RAW RECORDS:
★ ★ ★

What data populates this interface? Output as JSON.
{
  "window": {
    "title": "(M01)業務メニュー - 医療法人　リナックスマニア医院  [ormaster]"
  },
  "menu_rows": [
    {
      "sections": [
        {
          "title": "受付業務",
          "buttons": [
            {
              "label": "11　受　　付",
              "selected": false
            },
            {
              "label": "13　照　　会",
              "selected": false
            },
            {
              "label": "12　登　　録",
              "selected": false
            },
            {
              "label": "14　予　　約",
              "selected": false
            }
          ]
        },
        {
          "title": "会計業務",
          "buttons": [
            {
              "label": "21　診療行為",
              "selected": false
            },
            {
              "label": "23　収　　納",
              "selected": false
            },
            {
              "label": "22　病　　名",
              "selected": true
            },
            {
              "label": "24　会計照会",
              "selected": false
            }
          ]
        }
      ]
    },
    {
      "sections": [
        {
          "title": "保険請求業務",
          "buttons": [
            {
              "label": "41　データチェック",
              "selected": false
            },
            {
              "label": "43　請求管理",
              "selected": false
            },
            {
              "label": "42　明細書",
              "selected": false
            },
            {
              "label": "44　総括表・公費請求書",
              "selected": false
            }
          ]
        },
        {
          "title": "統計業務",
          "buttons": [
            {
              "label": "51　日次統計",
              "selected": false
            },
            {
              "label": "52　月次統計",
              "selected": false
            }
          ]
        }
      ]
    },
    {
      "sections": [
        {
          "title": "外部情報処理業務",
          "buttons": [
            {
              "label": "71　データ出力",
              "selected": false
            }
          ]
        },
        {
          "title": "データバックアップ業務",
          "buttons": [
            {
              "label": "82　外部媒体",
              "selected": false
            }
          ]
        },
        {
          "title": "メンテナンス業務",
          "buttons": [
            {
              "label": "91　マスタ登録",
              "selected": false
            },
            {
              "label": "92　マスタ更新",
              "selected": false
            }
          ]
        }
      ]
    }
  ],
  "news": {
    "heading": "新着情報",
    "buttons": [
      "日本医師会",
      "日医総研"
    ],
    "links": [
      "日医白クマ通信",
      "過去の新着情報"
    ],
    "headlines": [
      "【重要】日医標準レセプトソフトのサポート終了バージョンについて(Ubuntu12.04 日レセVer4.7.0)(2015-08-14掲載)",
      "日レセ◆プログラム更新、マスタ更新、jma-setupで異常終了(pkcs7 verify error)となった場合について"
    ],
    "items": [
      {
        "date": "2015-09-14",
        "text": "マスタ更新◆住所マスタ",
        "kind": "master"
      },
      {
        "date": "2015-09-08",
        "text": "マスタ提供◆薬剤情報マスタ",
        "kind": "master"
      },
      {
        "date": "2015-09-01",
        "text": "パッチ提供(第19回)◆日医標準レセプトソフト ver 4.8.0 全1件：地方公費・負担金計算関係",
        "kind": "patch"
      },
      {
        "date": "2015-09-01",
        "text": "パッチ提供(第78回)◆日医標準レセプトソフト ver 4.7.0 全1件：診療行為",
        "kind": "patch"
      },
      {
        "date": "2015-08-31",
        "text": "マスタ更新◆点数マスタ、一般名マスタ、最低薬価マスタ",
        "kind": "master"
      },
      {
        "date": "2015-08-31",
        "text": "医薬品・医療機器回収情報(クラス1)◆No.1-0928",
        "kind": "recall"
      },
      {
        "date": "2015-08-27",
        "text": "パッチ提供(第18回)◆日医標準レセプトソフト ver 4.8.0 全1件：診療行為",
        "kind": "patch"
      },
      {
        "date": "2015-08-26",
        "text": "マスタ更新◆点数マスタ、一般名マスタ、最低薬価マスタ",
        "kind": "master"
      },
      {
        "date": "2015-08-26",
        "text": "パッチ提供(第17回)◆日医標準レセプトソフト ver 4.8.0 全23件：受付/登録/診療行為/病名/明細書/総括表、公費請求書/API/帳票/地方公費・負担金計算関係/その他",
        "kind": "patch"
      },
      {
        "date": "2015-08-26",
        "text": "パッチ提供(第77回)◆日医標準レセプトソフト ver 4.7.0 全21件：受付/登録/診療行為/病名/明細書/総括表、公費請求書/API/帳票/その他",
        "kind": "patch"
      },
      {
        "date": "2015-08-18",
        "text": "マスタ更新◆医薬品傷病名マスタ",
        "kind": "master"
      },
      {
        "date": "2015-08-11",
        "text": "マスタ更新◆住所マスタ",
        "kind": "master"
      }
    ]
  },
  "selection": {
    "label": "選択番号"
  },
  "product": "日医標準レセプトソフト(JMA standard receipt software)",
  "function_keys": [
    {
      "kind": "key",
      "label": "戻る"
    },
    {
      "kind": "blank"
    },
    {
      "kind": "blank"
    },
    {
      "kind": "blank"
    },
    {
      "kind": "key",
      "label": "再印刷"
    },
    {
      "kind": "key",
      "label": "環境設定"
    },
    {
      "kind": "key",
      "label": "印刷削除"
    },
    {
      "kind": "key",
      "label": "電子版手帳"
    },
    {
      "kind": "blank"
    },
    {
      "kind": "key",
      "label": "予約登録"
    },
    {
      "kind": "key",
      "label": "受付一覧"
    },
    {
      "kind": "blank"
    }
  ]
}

★ ★ ★

TO BE DONE:
Copy out all the entries shown above, character for character.

ANSWER TO THE EXERCISE:
What data populates this interface? Output as JSON.
{
  "window": {
    "title": "(M01)業務メニュー - 医療法人　リナックスマニア医院  [ormaster]"
  },
  "menu_rows": [
    {
      "sections": [
        {
          "title": "受付業務",
          "buttons": [
            {
              "label": "11　受　　付",
              "selected": false
            },
            {
              "label": "13　照　　会",
              "selected": false
            },
            {
              "label": "12　登　　録",
              "selected": false
            },
            {
              "label": "14　予　　約",
              "selected": false
            }
          ]
        },
        {
          "title": "会計業務",
          "buttons": [
            {
              "label": "21　診療行為",
              "selected": false
            },
            {
              "label": "23　収　　納",
              "selected": false
            },
            {
              "label": "22　病　　名",
              "selected": true
            },
            {
              "label": "24　会計照会",
              "selected": false
            }
          ]
        }
      ]
    },
    {
      "sections": [
        {
          "title": "保険請求業務",
          "buttons": [
            {
              "label": "41　データチェック",
              "selected": false
            },
            {
              "label": "43　請求管理",
              "selected": false
            },
            {
              "label": "42　明細書",
              "selected": false
            },
            {
              "label": "44　総括表・公費請求書",
              "selected": false
            }
          ]
        },
        {
          "title": "統計業務",
          "buttons": [
            {
              "label": "51　日次統計",
              "selected": false
            },
            {
              "label": "52　月次統計",
              "selected": false
            }
          ]
        }
      ]
    },
    {
      "sections": [
        {
          "title": "外部情報処理業務",
          "buttons": [
            {
              "label": "71　データ出力",
              "selected": false
            }
          ]
        },
        {
          "title": "データバックアップ業務",
          "buttons": [
            {
              "label": "82　外部媒体",
              "selected": false
            }
          ]
        },
        {
          "title": "メンテナンス業務",
          "buttons": [
            {
              "label": "91　マスタ登録",
              "selected": false
            },
            {
              "label": "92　マスタ更新",
              "selected": false
            }
          ]
        }
      ]
    }
  ],
  "news": {
    "heading": "新着情報",
    "buttons": [
      "日本医師会",
      "日医総研"
    ],
    "links": [
      "日医白クマ通信",
      "過去の新着情報"
    ],
    "headlines": [
      "【重要】日医標準レセプトソフトのサポート終了バージョンについて(Ubuntu12.04 日レセVer4.7.0)(2015-08-14掲載)",
      "日レセ◆プログラム更新、マスタ更新、jma-setupで異常終了(pkcs7 verify error)となった場合について"
    ],
    "items": [
      {
        "date": "2015-09-14",
        "text": "マスタ更新◆住所マスタ",
        "kind": "master"
      },
      {
        "date": "2015-09-08",
        "text": "マスタ提供◆薬剤情報マスタ",
        "kind": "master"
      },
      {
        "date": "2015-09-01",
        "text": "パッチ提供(第19回)◆日医標準レセプトソフト ver 4.8.0 全1件：地方公費・負担金計算関係",
        "kind": "patch"
      },
      {
        "date": "2015-09-01",
        "text": "パッチ提供(第78回)◆日医標準レセプトソフト ver 4.7.0 全1件：診療行為",
        "kind": "patch"
      },
      {
        "date": "2015-08-31",
        "text": "マスタ更新◆点数マスタ、一般名マスタ、最低薬価マスタ",
        "kind": "master"
      },
      {
        "date": "2015-08-31",
        "text": "医薬品・医療機器回収情報(クラス1)◆No.1-0928",
        "kind": "recall"
      },
      {
        "date": "2015-08-27",
        "text": "パッチ提供(第18回)◆日医標準レセプトソフト ver 4.8.0 全1件：診療行為",
        "kind": "patch"
      },
      {
        "date": "2015-08-26",
        "text": "マスタ更新◆点数マスタ、一般名マスタ、最低薬価マスタ",
        "kind": "master"
      },
      {
        "date": "2015-08-26",
        "text": "パッチ提供(第17回)◆日医標準レセプトソフト ver 4.8.0 全23件：受付/登録/診療行為/病名/明細書/総括表、公費請求書/API/帳票/地方公費・負担金計算関係/その他",
        "kind": "patch"
      },
      {
        "date": "2015-08-26",
        "text": "パッチ提供(第77回)◆日医標準レセプトソフト ver 4.7.0 全21件：受付/登録/診療行為/病名/明細書/総括表、公費請求書/API/帳票/その他",
        "kind": "patch"
      },
      {
        "date": "2015-08-18",
        "text": "マスタ更新◆医薬品傷病名マスタ",
        "kind": "master"
      },
      {
        "date": "2015-08-11",
        "text": "マスタ更新◆住所マスタ",
        "kind": "master"
      }
    ]
  },
  "selection": {
    "label": "選択番号"
  },
  "product": "日医標準レセプトソフト(JMA standard receipt software)",
  "function_keys": [
    {
      "kind": "key",
      "label": "戻る"
    },
    {
      "kind": "blank"
    },
    {
      "kind": "blank"
    },
    {
      "kind": "blank"
    },
    {
      "kind": "key",
      "label": "再印刷"
    },
    {
      "kind": "key",
      "label": "環境設定"
    },
    {
      "kind": "key",
      "label": "印刷削除"
    },
    {
      "kind": "key",
      "label": "電子版手帳"
    },
    {
      "kind": "blank"
    },
    {
      "kind": "key",
      "label": "予約登録"
    },
    {
      "kind": "key",
      "label": "受付一覧"
    },
    {
      "kind": "blank"
    }
  ]
}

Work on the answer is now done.